───── Data extract ─────

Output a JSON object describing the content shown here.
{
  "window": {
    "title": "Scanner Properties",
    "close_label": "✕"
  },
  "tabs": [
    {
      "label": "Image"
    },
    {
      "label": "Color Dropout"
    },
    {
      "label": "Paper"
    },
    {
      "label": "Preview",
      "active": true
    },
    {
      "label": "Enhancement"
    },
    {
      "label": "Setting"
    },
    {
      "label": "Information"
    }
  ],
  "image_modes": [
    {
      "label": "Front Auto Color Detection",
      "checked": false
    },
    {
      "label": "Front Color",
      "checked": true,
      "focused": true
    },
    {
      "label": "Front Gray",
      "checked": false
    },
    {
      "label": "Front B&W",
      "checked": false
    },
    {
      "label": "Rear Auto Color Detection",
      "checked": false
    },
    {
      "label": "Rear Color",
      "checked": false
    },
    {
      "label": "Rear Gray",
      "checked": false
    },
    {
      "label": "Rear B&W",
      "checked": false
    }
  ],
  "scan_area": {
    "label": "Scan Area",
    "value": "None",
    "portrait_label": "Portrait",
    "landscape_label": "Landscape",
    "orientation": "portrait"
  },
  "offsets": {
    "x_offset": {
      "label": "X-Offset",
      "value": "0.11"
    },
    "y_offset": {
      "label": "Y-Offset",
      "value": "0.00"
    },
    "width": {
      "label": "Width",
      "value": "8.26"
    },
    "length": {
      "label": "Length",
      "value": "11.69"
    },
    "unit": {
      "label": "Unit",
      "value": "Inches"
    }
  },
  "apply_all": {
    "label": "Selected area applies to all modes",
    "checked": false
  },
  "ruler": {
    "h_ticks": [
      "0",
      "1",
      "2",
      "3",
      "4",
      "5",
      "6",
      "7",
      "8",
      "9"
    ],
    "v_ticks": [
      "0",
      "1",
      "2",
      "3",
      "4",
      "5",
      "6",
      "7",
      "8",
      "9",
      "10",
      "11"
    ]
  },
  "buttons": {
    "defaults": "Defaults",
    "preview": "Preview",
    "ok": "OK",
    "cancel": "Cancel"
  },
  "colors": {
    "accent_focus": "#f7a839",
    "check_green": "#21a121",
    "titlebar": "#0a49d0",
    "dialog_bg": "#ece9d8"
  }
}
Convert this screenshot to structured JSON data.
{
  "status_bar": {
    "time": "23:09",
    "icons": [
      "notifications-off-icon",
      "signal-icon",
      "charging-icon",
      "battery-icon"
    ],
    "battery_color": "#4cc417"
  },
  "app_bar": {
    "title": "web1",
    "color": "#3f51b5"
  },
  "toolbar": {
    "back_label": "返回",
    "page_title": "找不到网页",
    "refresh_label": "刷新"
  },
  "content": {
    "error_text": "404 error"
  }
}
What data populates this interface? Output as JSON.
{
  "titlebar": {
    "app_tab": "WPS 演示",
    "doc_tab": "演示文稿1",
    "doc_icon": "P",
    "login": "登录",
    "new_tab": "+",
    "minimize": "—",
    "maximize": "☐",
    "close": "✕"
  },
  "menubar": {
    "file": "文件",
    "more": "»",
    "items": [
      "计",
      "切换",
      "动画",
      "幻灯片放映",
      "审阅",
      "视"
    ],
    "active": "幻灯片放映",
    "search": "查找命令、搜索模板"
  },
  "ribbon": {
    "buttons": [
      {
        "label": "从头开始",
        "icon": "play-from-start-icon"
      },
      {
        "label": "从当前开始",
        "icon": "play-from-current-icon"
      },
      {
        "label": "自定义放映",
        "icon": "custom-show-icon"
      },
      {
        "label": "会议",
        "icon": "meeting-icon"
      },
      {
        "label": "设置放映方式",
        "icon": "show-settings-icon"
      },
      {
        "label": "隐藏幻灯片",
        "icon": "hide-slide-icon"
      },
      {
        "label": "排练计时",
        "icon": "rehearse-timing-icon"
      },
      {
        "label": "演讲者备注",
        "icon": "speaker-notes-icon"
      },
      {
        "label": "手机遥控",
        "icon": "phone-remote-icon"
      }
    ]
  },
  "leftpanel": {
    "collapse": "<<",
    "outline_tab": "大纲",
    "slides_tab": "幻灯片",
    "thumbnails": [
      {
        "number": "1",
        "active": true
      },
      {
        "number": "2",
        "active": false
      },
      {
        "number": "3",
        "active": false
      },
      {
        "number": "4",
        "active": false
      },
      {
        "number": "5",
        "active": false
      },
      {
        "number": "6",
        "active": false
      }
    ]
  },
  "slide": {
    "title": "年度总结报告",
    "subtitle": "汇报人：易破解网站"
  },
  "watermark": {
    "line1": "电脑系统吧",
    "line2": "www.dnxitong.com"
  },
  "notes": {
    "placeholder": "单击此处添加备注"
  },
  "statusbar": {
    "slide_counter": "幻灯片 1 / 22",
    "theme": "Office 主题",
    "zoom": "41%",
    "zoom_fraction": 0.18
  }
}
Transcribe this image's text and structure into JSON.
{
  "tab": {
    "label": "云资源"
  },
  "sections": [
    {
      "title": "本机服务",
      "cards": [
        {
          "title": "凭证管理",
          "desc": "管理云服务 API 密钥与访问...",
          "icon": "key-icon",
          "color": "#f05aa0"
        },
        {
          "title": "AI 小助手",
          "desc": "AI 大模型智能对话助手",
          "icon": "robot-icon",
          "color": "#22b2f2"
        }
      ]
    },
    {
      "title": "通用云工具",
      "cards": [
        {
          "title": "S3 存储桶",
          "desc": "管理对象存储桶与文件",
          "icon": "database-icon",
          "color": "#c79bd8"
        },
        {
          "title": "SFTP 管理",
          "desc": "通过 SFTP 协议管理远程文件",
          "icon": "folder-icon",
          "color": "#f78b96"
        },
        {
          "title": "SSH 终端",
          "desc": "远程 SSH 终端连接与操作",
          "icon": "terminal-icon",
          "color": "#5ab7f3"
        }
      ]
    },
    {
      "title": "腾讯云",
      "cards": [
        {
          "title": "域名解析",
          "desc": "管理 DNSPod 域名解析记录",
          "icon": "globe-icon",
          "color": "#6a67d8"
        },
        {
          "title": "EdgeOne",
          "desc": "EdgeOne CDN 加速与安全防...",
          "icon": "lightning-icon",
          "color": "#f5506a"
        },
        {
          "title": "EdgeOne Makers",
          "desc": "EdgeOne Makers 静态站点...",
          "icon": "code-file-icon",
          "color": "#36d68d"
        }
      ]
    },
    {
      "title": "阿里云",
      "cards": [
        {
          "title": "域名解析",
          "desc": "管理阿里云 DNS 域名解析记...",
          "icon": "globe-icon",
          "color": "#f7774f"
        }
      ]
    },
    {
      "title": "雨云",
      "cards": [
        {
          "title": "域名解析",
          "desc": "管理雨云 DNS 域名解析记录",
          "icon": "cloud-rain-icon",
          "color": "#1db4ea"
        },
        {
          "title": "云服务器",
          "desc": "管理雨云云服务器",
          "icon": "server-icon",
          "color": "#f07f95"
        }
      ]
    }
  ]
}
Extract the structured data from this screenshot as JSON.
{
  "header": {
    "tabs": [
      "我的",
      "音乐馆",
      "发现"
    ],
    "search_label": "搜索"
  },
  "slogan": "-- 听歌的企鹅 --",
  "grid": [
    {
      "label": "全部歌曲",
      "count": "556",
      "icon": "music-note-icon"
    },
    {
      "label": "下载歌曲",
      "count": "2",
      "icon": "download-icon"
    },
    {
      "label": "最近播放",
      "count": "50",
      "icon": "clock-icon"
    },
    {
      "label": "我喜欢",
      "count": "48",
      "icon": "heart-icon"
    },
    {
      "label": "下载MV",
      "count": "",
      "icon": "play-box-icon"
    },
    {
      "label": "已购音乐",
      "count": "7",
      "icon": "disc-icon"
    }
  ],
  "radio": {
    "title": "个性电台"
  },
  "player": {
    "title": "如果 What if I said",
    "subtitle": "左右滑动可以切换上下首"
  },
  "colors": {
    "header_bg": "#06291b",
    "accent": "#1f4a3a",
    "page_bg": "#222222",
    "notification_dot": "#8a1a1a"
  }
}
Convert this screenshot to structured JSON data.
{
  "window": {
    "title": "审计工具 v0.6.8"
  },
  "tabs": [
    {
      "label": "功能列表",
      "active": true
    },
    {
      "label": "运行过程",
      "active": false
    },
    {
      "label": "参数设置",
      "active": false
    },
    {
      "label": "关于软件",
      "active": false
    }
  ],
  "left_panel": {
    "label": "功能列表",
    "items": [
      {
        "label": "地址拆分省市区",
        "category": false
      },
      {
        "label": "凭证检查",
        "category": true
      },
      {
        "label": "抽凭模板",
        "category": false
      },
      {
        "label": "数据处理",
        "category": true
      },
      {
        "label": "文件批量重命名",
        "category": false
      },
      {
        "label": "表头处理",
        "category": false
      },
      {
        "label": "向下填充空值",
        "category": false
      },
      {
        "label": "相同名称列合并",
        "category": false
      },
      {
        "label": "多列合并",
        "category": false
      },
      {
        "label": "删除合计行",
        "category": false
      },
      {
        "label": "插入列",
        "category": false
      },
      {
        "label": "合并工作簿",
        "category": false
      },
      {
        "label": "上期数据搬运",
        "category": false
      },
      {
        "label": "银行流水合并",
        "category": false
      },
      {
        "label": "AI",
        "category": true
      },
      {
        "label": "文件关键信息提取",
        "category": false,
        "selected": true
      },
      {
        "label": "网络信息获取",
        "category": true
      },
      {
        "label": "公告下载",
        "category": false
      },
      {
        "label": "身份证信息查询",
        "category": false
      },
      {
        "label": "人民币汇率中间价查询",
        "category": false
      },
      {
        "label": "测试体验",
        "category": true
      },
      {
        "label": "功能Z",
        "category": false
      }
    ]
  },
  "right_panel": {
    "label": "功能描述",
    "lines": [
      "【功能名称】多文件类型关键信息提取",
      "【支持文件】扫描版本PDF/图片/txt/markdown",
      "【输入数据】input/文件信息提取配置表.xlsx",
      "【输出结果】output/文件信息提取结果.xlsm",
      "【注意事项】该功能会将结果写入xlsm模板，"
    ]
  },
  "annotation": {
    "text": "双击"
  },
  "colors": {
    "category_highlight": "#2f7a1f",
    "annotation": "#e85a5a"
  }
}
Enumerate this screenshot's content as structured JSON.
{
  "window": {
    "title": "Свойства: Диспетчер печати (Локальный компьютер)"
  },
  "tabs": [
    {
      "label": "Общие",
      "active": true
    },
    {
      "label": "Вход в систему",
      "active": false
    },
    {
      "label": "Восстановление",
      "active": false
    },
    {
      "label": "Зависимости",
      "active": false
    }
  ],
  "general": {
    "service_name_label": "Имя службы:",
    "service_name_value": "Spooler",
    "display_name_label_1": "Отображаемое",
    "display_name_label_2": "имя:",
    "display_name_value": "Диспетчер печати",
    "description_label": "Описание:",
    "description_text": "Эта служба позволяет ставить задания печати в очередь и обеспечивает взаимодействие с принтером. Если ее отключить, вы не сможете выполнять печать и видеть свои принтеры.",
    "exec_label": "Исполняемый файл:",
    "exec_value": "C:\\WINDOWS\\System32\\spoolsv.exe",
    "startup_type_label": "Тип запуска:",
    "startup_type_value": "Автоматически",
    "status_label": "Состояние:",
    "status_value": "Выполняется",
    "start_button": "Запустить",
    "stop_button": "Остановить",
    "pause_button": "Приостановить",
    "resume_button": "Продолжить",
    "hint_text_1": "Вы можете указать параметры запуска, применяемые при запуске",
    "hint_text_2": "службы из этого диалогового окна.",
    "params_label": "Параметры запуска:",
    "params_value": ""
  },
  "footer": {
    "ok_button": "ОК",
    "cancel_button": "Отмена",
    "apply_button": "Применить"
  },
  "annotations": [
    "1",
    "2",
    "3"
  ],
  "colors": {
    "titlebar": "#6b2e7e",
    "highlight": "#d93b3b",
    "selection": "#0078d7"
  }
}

─────

Set exercise - How many of the lines above hold "Makers"? Answer with only the number.

Completed task - 2